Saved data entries
START
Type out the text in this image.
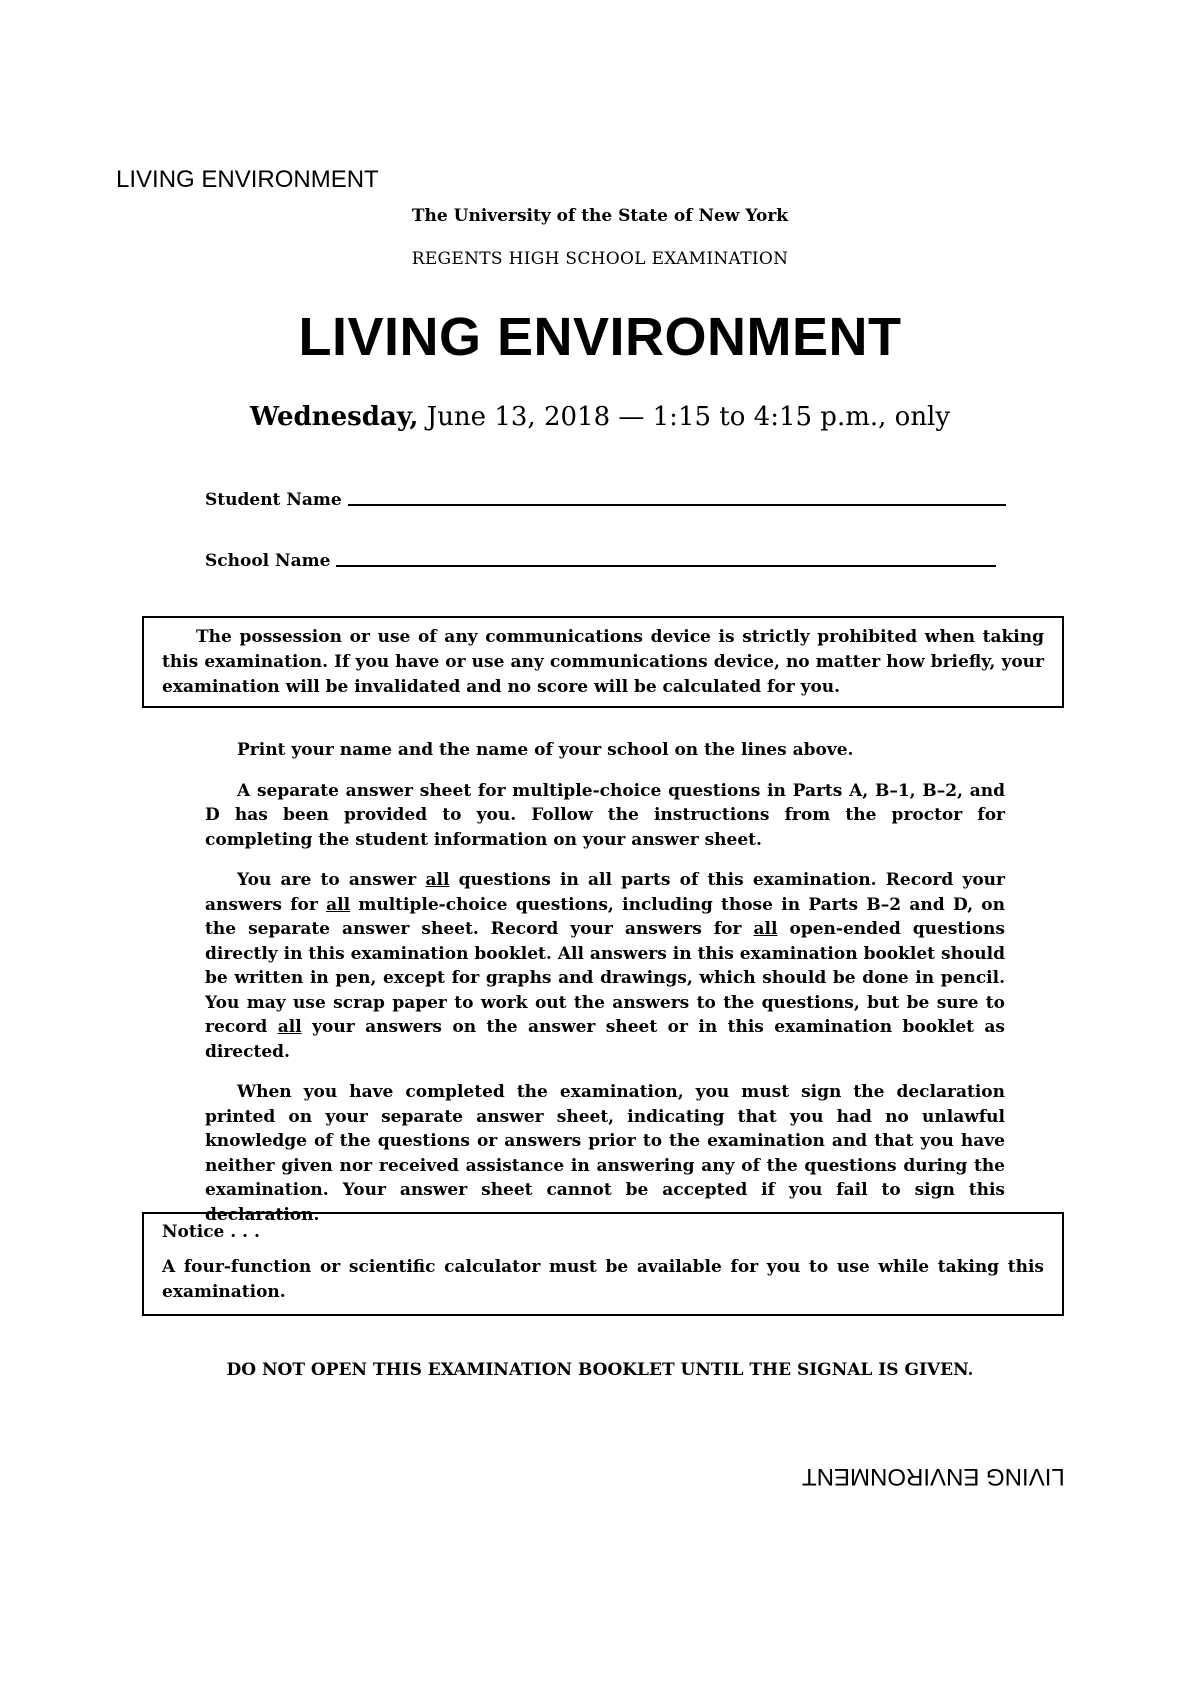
LIVING ENVIRONMENT
The University of the State of New York
REGENTS HIGH SCHOOL EXAMINATION
LIVING ENVIRONMENT
Wednesday, June 13, 2018 — 1:15 to 4:15 p.m., only
Student Name
School Name

The possession or use of any communications device is strictly prohibited when taking this examination. If you have or use any communications device, no matter how briefly, your examination will be invalidated and no score will be calculated for you.

Print your name and the name of your school on the lines above.

A separate answer sheet for multiple-choice questions in Parts A, B–1, B–2, and D has been provided to you. Follow the instructions from the proctor for completing the student information on your answer sheet.

You are to answer all questions in all parts of this examination. Record your answers for all multiple-choice questions, including those in Parts B–2 and D, on the separate answer sheet. Record your answers for all open-ended questions directly in this examination booklet. All answers in this examination booklet should be written in pen, except for graphs and drawings, which should be done in pencil. You may use scrap paper to work out the answers to the questions, but be sure to record all your answers on the answer sheet or in this examination booklet as directed.

When you have completed the examination, you must sign the declaration printed on your separate answer sheet, indicating that you had no unlawful knowledge of the questions or answers prior to the examination and that you have neither given nor received assistance in answering any of the questions during the examination. Your answer sheet cannot be accepted if you fail to sign this declaration.

Notice . . .

A four-function or scientific calculator must be available for you to use while taking this examination.

DO NOT OPEN THIS EXAMINATION BOOKLET UNTIL THE SIGNAL IS GIVEN.
LIVING ENVIRONMENT
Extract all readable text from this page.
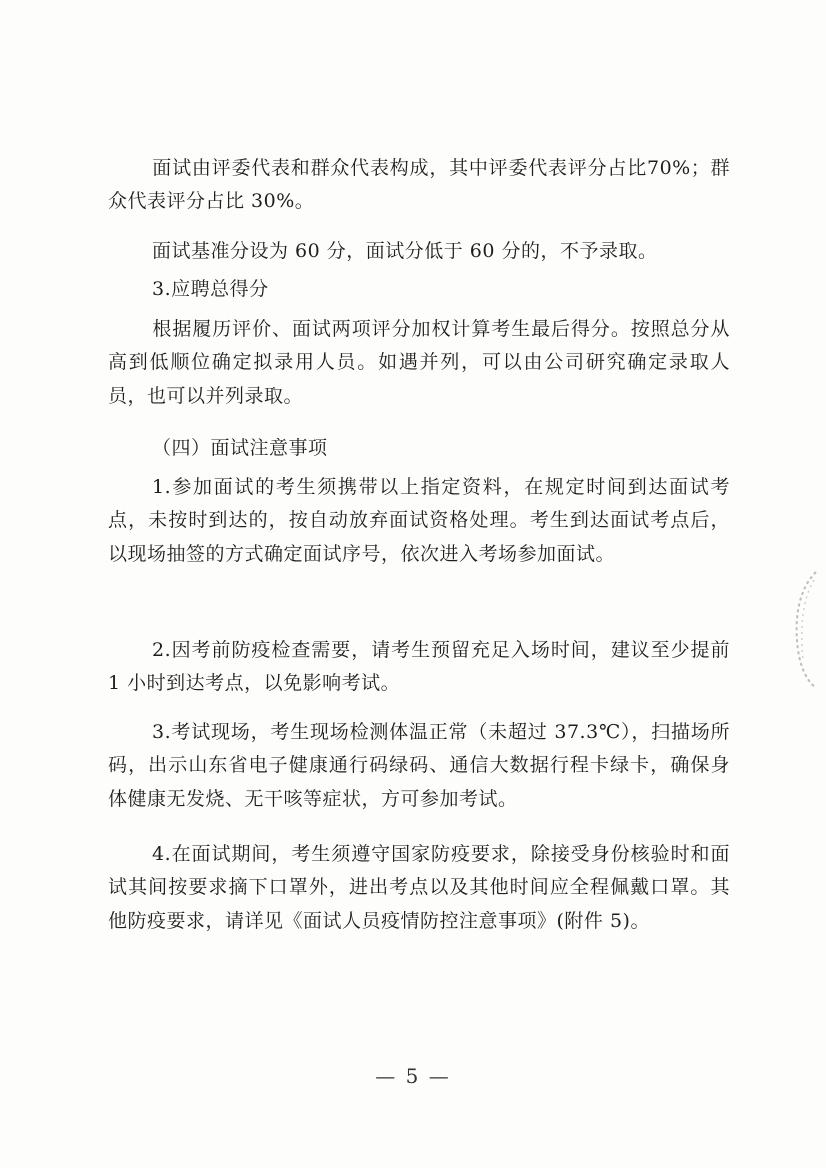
面试由评委代表和群众代表构成，其中评委代表评分占比70%；群众代表评分占比 30%。

面试基准分设为 60 分，面试分低于 60 分的，不予录取。

3.应聘总得分

根据履历评价、面试两项评分加权计算考生最后得分。按照总分从高到低顺位确定拟录用人员。如遇并列，可以由公司研究确定录取人员，也可以并列录取。

（四）面试注意事项

1.参加面试的考生须携带以上指定资料，在规定时间到达面试考点，未按时到达的，按自动放弃面试资格处理。考生到达面试考点后，以现场抽签的方式确定面试序号，依次进入考场参加面试。

2.因考前防疫检查需要，请考生预留充足入场时间，建议至少提前 1 小时到达考点，以免影响考试。

3.考试现场，考生现场检测体温正常（未超过 37.3℃），扫描场所码，出示山东省电子健康通行码绿码、通信大数据行程卡绿卡，确保身体健康无发烧、无干咳等症状，方可参加考试。

4.在面试期间，考生须遵守国家防疫要求，除接受身份核验时和面试其间按要求摘下口罩外，进出考点以及其他时间应全程佩戴口罩。其他防疫要求，请详见《面试人员疫情防控注意事项》(附件 5)。

— 5 —
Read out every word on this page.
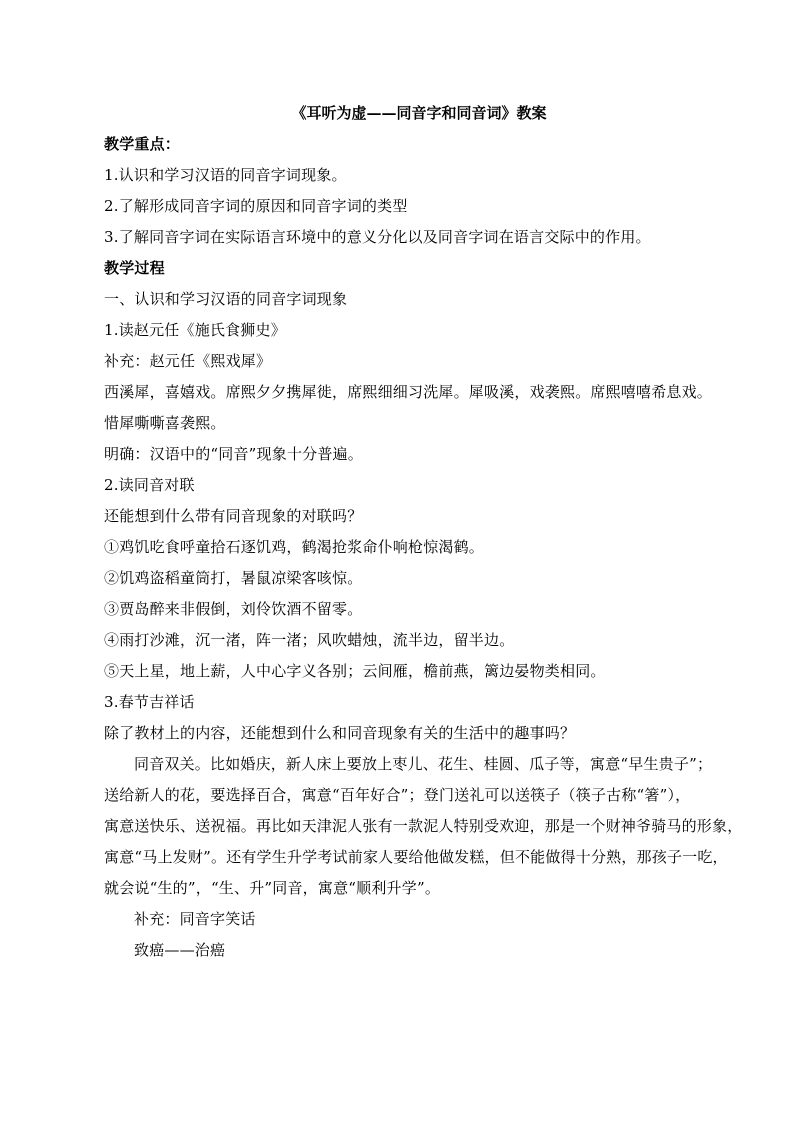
《耳听为虚——同音字和同音词》教案
教学重点：
1.认识和学习汉语的同音字词现象。
2.了解形成同音字词的原因和同音字词的类型
3.了解同音字词在实际语言环境中的意义分化以及同音字词在语言交际中的作用。
教学过程
一、认识和学习汉语的同音字词现象
1.读赵元任《施氏食狮史》
补充：赵元任《熙戏犀》
西溪犀，喜嬉戏。席熙夕夕携犀徙，席熙细细习洗犀。犀吸溪，戏袭熙。席熙嘻嘻希息戏。
惜犀嘶嘶喜袭熙。
明确：汉语中的“同音”现象十分普遍。
2.读同音对联
还能想到什么带有同音现象的对联吗？
①鸡饥吃食呼童拾石逐饥鸡，鹤渴抢浆命仆响枪惊渴鹤。
②饥鸡盗稻童筒打，暑鼠凉梁客咳惊。
③贾岛醉来非假倒，刘伶饮酒不留零。
④雨打沙滩，沉一渚，阵一渚；风吹蜡烛，流半边，留半边。
⑤天上星，地上薪，人中心字义各别；云间雁，檐前燕，篱边晏物类相同。
3.春节吉祥话
除了教材上的内容，还能想到什么和同音现象有关的生活中的趣事吗？
同音双关。比如婚庆，新人床上要放上枣儿、花生、桂圆、瓜子等，寓意“早生贵子”；
送给新人的花，要选择百合，寓意“百年好合”；登门送礼可以送筷子（筷子古称“箸”），
寓意送快乐、送祝福。再比如天津泥人张有一款泥人特别受欢迎，那是一个财神爷骑马的形象，
寓意“马上发财”。还有学生升学考试前家人要给他做发糕，但不能做得十分熟，那孩子一吃，
就会说“生的”，“生、升”同音，寓意“顺利升学”。
补充：同音字笑话
致癌——治癌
END
> [Exercise goal]:
Every line from the one containing "Extract all readable text from this page." through the end of the data above should be copied exactly; nothing else is copied, and pictures are omitted.

> [Problem solution]:
Extract all readable text from this page.
面试由评委代表和群众代表构成，其中评委代表评分占比70%；群众代表评分占比 30%。

面试基准分设为 60 分，面试分低于 60 分的，不予录取。

3.应聘总得分

根据履历评价、面试两项评分加权计算考生最后得分。按照总分从高到低顺位确定拟录用人员。如遇并列，可以由公司研究确定录取人员，也可以并列录取。

（四）面试注意事项

1.参加面试的考生须携带以上指定资料，在规定时间到达面试考点，未按时到达的，按自动放弃面试资格处理。考生到达面试考点后，以现场抽签的方式确定面试序号，依次进入考场参加面试。

2.因考前防疫检查需要，请考生预留充足入场时间，建议至少提前 1 小时到达考点，以免影响考试。

3.考试现场，考生现场检测体温正常（未超过 37.3℃），扫描场所码，出示山东省电子健康通行码绿码、通信大数据行程卡绿卡，确保身体健康无发烧、无干咳等症状，方可参加考试。

4.在面试期间，考生须遵守国家防疫要求，除接受身份核验时和面试其间按要求摘下口罩外，进出考点以及其他时间应全程佩戴口罩。其他防疫要求，请详见《面试人员疫情防控注意事项》(附件 5)。

— 5 —
Read out every word on this page.
《耳听为虚——同音字和同音词》教案
教学重点：
1.认识和学习汉语的同音字词现象。
2.了解形成同音字词的原因和同音字词的类型
3.了解同音字词在实际语言环境中的意义分化以及同音字词在语言交际中的作用。
教学过程
一、认识和学习汉语的同音字词现象
1.读赵元任《施氏食狮史》
补充：赵元任《熙戏犀》
西溪犀，喜嬉戏。席熙夕夕携犀徙，席熙细细习洗犀。犀吸溪，戏袭熙。席熙嘻嘻希息戏。
惜犀嘶嘶喜袭熙。
明确：汉语中的“同音”现象十分普遍。
2.读同音对联
还能想到什么带有同音现象的对联吗？
①鸡饥吃食呼童拾石逐饥鸡，鹤渴抢浆命仆响枪惊渴鹤。
②饥鸡盗稻童筒打，暑鼠凉梁客咳惊。
③贾岛醉来非假倒，刘伶饮酒不留零。
④雨打沙滩，沉一渚，阵一渚；风吹蜡烛，流半边，留半边。
⑤天上星，地上薪，人中心字义各别；云间雁，檐前燕，篱边晏物类相同。
3.春节吉祥话
除了教材上的内容，还能想到什么和同音现象有关的生活中的趣事吗？
同音双关。比如婚庆，新人床上要放上枣儿、花生、桂圆、瓜子等，寓意“早生贵子”；
送给新人的花，要选择百合，寓意“百年好合”；登门送礼可以送筷子（筷子古称“箸”），
寓意送快乐、送祝福。再比如天津泥人张有一款泥人特别受欢迎，那是一个财神爷骑马的形象，
寓意“马上发财”。还有学生升学考试前家人要给他做发糕，但不能做得十分熟，那孩子一吃，
就会说“生的”，“生、升”同音，寓意“顺利升学”。
补充：同音字笑话
致癌——治癌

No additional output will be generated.